_Passage_

The transition matrix $P$ from $\mathbf{B}$ to the standard basis ${\mathbf{e}}_{1},{\mathbf{e}}_{2},{\mathbf{e}}_{3}$ is given by

$$P=\left[\begin{array}{ccc}\hfill 1& \hfill 1& \hfill 4\\ \hfill 0& \hfill 0& \hfill 1\\ \hfill 0& \hfill 1& \hfill 1\end{array}\right].$$ |

Of course $P$ is relevant to our discussion precisely because

$${[A]}_{\mathbf{B}}={P}^{-1}AP.$$ |

###### Proposition 1.

Let $A$ be an $n\mathrm{\times}n$ matrix, $P$ a non-singular $n\mathrm{\times}n$ matrix, and set $B\mathrm{=}{P}^{\mathrm{-}\mathrm{1}}\mathit{}A\mathit{}P$. The matrices $A$ and $B$ have the same characteristic polynomials.

_Data_
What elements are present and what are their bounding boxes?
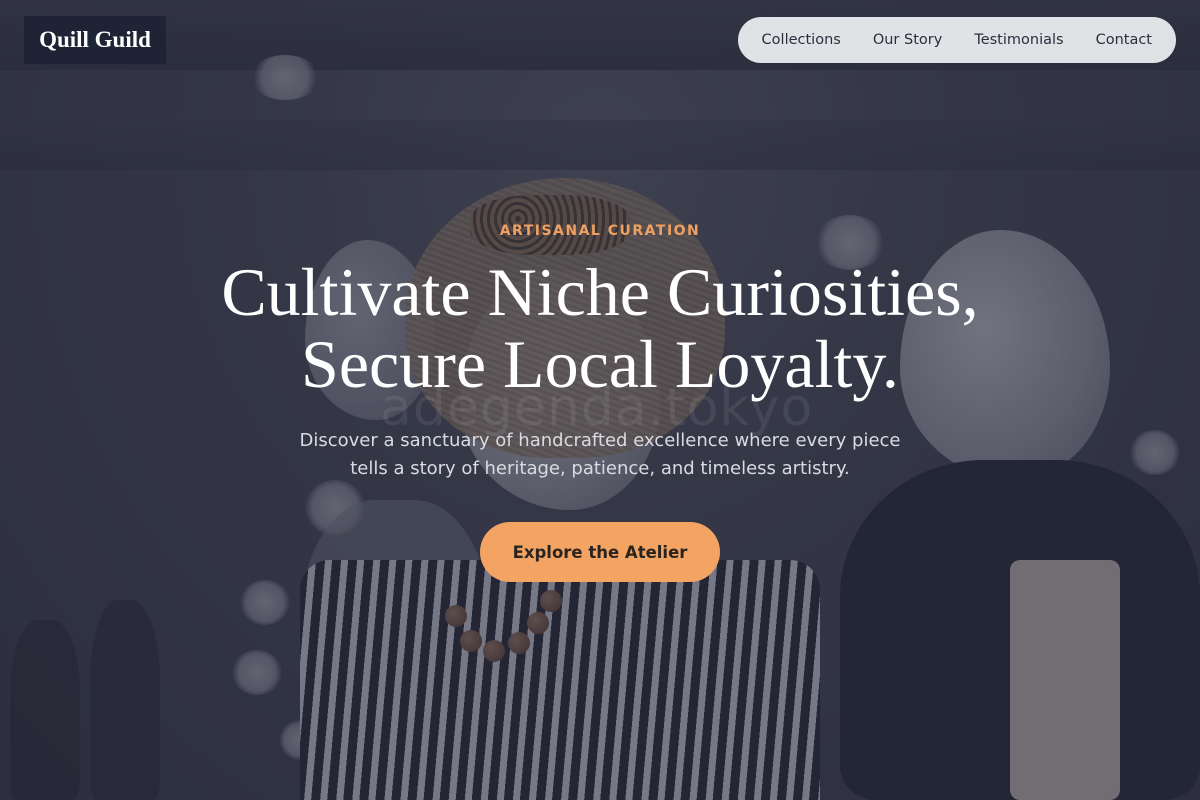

_Given instruction_
According to Proposition 1 in the passage on transition matrices, what do the matrices $A$ and $B = P^{-1}AP$ have in common?

_Complete output_
They have the same characteristic polynomials.